Exercise task =>
Look through the records below and give the number of lines holding the string "Reconciliation", nothing more.

Extracted records

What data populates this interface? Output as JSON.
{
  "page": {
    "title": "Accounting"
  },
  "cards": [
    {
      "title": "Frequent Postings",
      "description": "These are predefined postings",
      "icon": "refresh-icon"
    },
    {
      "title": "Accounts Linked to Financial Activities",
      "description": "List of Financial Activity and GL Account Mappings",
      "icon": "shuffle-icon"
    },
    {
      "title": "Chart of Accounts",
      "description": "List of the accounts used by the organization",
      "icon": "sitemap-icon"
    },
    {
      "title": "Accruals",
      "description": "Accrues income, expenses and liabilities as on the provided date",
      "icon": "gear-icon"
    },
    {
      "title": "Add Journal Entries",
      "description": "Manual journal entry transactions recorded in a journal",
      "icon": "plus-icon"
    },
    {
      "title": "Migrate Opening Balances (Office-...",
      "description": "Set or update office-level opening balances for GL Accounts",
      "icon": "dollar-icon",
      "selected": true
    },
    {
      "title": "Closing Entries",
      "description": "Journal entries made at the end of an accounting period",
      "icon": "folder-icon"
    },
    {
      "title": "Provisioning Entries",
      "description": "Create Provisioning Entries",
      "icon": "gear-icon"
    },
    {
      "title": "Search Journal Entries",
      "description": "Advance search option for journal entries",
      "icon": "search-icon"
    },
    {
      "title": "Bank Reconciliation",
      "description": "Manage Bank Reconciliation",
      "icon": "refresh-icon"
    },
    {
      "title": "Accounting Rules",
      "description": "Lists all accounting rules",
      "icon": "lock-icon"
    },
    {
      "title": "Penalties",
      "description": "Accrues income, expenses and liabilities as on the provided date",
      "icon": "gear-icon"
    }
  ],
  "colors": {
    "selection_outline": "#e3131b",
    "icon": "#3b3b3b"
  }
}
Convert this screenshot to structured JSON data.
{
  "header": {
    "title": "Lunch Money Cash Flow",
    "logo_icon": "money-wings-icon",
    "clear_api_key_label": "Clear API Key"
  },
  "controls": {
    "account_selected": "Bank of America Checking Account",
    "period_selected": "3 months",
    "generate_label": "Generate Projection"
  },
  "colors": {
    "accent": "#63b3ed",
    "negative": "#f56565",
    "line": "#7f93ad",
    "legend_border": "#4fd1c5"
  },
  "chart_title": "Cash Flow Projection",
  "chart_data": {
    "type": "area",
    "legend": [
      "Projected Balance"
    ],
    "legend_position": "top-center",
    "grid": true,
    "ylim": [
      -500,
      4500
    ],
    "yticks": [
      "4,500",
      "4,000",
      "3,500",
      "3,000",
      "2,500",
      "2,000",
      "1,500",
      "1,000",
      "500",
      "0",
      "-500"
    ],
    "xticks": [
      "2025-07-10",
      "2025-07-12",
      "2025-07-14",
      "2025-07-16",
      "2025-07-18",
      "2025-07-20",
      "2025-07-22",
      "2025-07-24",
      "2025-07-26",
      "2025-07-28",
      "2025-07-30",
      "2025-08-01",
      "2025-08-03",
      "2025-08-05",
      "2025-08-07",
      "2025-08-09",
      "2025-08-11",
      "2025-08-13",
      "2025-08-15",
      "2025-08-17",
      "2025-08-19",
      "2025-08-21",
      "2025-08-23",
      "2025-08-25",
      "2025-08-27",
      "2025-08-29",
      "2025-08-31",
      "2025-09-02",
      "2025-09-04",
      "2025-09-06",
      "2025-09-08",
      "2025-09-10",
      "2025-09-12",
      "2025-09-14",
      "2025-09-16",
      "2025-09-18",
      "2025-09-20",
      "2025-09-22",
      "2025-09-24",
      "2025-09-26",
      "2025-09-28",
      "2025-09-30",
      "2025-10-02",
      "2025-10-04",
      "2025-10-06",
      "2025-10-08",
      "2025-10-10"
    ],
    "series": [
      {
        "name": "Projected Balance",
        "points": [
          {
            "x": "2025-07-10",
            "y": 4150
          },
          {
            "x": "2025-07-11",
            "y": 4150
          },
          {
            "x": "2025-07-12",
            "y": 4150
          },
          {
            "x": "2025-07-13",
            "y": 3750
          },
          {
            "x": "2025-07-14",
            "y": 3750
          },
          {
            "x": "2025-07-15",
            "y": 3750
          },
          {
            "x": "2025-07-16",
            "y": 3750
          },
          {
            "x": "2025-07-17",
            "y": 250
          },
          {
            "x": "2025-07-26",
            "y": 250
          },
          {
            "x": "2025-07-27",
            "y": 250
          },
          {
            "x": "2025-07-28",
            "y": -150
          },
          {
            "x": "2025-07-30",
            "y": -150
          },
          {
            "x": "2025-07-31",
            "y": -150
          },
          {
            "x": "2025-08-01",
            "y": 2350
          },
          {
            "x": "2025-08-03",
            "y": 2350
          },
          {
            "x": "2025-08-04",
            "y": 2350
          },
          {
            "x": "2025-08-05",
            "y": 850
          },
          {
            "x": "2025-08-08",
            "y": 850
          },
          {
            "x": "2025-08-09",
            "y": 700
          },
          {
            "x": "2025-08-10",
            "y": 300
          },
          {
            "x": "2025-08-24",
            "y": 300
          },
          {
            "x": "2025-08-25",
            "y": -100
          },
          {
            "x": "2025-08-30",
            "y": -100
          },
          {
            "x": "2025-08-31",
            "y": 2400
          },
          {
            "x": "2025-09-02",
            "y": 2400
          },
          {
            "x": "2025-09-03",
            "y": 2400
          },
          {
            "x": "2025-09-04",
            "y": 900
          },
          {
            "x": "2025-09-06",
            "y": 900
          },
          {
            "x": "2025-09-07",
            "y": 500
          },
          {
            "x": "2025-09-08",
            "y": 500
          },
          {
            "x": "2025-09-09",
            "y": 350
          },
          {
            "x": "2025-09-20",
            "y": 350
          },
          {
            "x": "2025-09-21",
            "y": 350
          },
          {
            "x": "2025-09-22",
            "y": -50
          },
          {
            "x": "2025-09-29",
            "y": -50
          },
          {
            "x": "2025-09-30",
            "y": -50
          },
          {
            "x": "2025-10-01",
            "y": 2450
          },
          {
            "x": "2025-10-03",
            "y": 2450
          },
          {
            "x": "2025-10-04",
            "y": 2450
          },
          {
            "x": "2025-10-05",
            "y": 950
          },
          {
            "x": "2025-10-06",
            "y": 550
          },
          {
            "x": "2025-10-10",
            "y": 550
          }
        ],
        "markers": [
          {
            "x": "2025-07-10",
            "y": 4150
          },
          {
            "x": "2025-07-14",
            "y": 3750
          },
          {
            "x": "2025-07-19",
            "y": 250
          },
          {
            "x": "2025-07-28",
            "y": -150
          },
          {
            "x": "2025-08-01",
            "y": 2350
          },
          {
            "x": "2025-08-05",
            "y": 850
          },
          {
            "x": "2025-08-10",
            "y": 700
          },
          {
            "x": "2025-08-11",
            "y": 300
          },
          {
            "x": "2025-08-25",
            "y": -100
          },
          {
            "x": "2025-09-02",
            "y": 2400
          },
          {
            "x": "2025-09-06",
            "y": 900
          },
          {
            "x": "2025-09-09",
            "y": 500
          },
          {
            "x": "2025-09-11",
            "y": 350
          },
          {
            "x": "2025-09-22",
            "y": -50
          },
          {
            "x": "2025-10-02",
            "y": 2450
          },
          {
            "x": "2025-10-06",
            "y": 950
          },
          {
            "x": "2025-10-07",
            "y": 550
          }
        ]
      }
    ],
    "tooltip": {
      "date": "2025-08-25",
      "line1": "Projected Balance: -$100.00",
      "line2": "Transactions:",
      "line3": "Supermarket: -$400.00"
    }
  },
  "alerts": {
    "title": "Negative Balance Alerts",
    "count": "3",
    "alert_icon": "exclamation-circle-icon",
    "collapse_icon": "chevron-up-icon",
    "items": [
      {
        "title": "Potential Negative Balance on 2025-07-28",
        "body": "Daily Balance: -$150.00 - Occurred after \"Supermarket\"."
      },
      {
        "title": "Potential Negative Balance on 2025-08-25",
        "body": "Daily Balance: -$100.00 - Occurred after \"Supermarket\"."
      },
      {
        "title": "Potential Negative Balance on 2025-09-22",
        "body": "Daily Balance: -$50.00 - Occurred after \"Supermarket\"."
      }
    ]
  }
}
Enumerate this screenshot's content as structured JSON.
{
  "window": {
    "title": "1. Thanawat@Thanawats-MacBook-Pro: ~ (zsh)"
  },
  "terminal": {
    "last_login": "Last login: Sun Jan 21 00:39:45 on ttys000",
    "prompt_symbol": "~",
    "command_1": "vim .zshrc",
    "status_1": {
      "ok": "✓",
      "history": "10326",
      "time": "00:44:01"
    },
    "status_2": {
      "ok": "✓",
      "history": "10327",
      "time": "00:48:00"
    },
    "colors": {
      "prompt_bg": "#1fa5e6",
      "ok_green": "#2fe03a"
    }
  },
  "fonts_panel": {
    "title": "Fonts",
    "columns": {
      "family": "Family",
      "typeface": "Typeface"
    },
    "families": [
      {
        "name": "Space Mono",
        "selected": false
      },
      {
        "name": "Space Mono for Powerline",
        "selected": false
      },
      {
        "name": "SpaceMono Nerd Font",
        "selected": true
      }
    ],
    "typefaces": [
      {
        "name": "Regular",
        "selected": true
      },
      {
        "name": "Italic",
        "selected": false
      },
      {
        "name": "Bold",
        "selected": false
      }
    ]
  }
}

Response below =>
2